EXERCISE INPUT —
--------------------------------------------------

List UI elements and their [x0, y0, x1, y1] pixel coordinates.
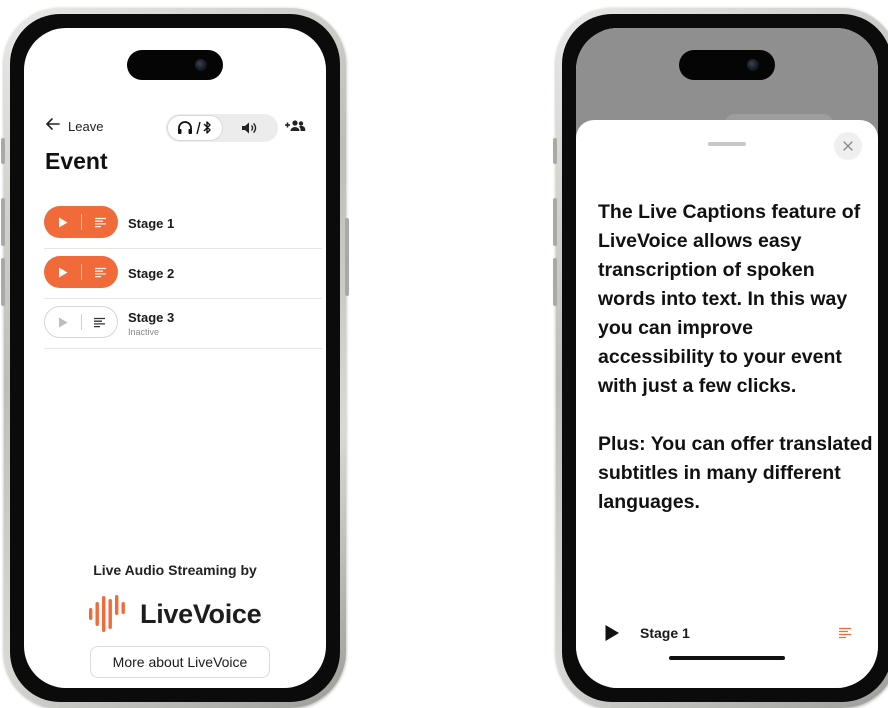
stage-row-2[interactable]: Stage 2 [44, 248, 322, 299]
caption-paragraph: Plus: You can offer translated subtitles… [598, 433, 873, 513]
camera-icon [195, 59, 207, 71]
captions-icon [94, 217, 106, 227]
volume-down-button [553, 258, 557, 306]
audio-output-toggle[interactable] [166, 114, 278, 142]
add-users-icon [285, 120, 306, 131]
play-button[interactable] [44, 267, 81, 278]
brand-name: LiveVoice [140, 598, 262, 629]
caption-paragraph: The Live Captions feature of LiveVoice a… [598, 201, 861, 397]
camera-icon [747, 59, 759, 71]
play-icon [58, 267, 67, 277]
soundwave-logo-icon [89, 595, 125, 632]
captions-icon [93, 317, 105, 327]
phone-frame-left: Leave Event Stage 1 Stage 2 Stage 3 Inac… [1, 8, 349, 708]
player-stage-name: Stage 1 [640, 625, 690, 641]
play-button-disabled[interactable] [45, 317, 81, 328]
power-button [345, 218, 349, 296]
screen-left: Leave Event Stage 1 Stage 2 Stage 3 Inac… [24, 28, 326, 688]
sheet-grabber[interactable] [708, 142, 746, 146]
stage-2-controls [44, 256, 118, 288]
bezel: The Live Captions feature of LiveVoice a… [562, 14, 888, 702]
stage-3-controls [44, 306, 118, 338]
volume-down-button [1, 258, 5, 306]
captions-button[interactable] [82, 317, 117, 328]
volume-up-button [1, 198, 5, 246]
home-indicator[interactable] [669, 656, 785, 660]
stage-name: Stage 3 [128, 310, 175, 325]
screen-right: The Live Captions feature of LiveVoice a… [576, 28, 878, 688]
close-icon [843, 141, 853, 151]
play-icon [58, 217, 67, 227]
powered-by-label: Live Audio Streaming by [93, 562, 257, 578]
stage-row-1[interactable]: Stage 1 [44, 198, 322, 249]
arrow-left-icon [46, 118, 60, 134]
mute-switch [1, 138, 5, 164]
phone-frame-right: The Live Captions feature of LiveVoice a… [553, 8, 888, 708]
livevoice-logo: LiveVoice [88, 594, 262, 634]
speaker-option[interactable] [222, 116, 276, 140]
top-bar: Leave [24, 114, 326, 142]
stage-row-3[interactable]: Stage 3 Inactive [44, 298, 322, 349]
play-icon [59, 317, 68, 327]
volume-up-button [553, 198, 557, 246]
close-button[interactable] [834, 132, 862, 160]
play-button[interactable] [604, 624, 620, 647]
dynamic-island [127, 50, 223, 80]
captions-button[interactable] [838, 626, 852, 644]
headphones-bluetooth-icon [178, 121, 211, 135]
speaker-icon [242, 122, 257, 134]
play-icon [605, 625, 619, 641]
bezel: Leave Event Stage 1 Stage 2 Stage 3 Inac… [10, 14, 340, 702]
captions-button[interactable] [82, 217, 118, 228]
captions-icon [839, 627, 851, 639]
stage-1-controls [44, 206, 118, 238]
headphones-bluetooth-option[interactable] [168, 116, 222, 140]
leave-button[interactable]: Leave [46, 118, 103, 134]
mute-switch [553, 138, 557, 164]
dynamic-island [679, 50, 775, 80]
play-button[interactable] [44, 217, 81, 228]
captions-text: The Live Captions feature of LiveVoice a… [598, 198, 874, 517]
more-about-button[interactable]: More about LiveVoice [90, 646, 270, 678]
mini-player: Stage 1 [598, 618, 856, 648]
stage-name: Stage 1 [128, 216, 175, 231]
leave-label: Leave [68, 118, 104, 134]
captions-sheet: The Live Captions feature of LiveVoice a… [576, 120, 878, 688]
captions-button[interactable] [82, 267, 118, 278]
page-title: Event [45, 148, 108, 174]
stage-name: Stage 2 [128, 266, 175, 281]
invite-users-button[interactable] [284, 119, 306, 138]
captions-icon [94, 267, 106, 277]
stage-status: Inactive [128, 327, 160, 337]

--------------------------------------------------

GIVEN INSTRUCTION —
Copy the lines verbatim, beginning at the line that contains "stage-row-2[interactable]: Stage 2" and stopping after the line that contains "captions-button[interactable] [82, 317, 117, 328]".

WRITTEN ANSWER —
stage-row-2[interactable]: Stage 2 [44, 248, 322, 299]
caption-paragraph: Plus: You can offer translated subtitles… [598, 433, 873, 513]
camera-icon [195, 59, 207, 71]
captions-icon [94, 217, 106, 227]
volume-down-button [553, 258, 557, 306]
audio-output-toggle[interactable] [166, 114, 278, 142]
add-users-icon [285, 120, 306, 131]
play-button[interactable] [44, 267, 81, 278]
brand-name: LiveVoice [140, 598, 262, 629]
caption-paragraph: The Live Captions feature of LiveVoice a… [598, 201, 861, 397]
camera-icon [747, 59, 759, 71]
play-icon [58, 267, 67, 277]
soundwave-logo-icon [89, 595, 125, 632]
captions-icon [93, 317, 105, 327]
phone-frame-left: Leave Event Stage 1 Stage 2 Stage 3 Inac… [1, 8, 349, 708]
player-stage-name: Stage 1 [640, 625, 690, 641]
play-button-disabled[interactable] [45, 317, 81, 328]
power-button [345, 218, 349, 296]
screen-left: Leave Event Stage 1 Stage 2 Stage 3 Inac… [24, 28, 326, 688]
sheet-grabber[interactable] [708, 142, 746, 146]
stage-2-controls [44, 256, 118, 288]
bezel: The Live Captions feature of LiveVoice a… [562, 14, 888, 702]
stage-3-controls [44, 306, 118, 338]
volume-down-button [1, 258, 5, 306]
captions-button[interactable] [82, 317, 117, 328]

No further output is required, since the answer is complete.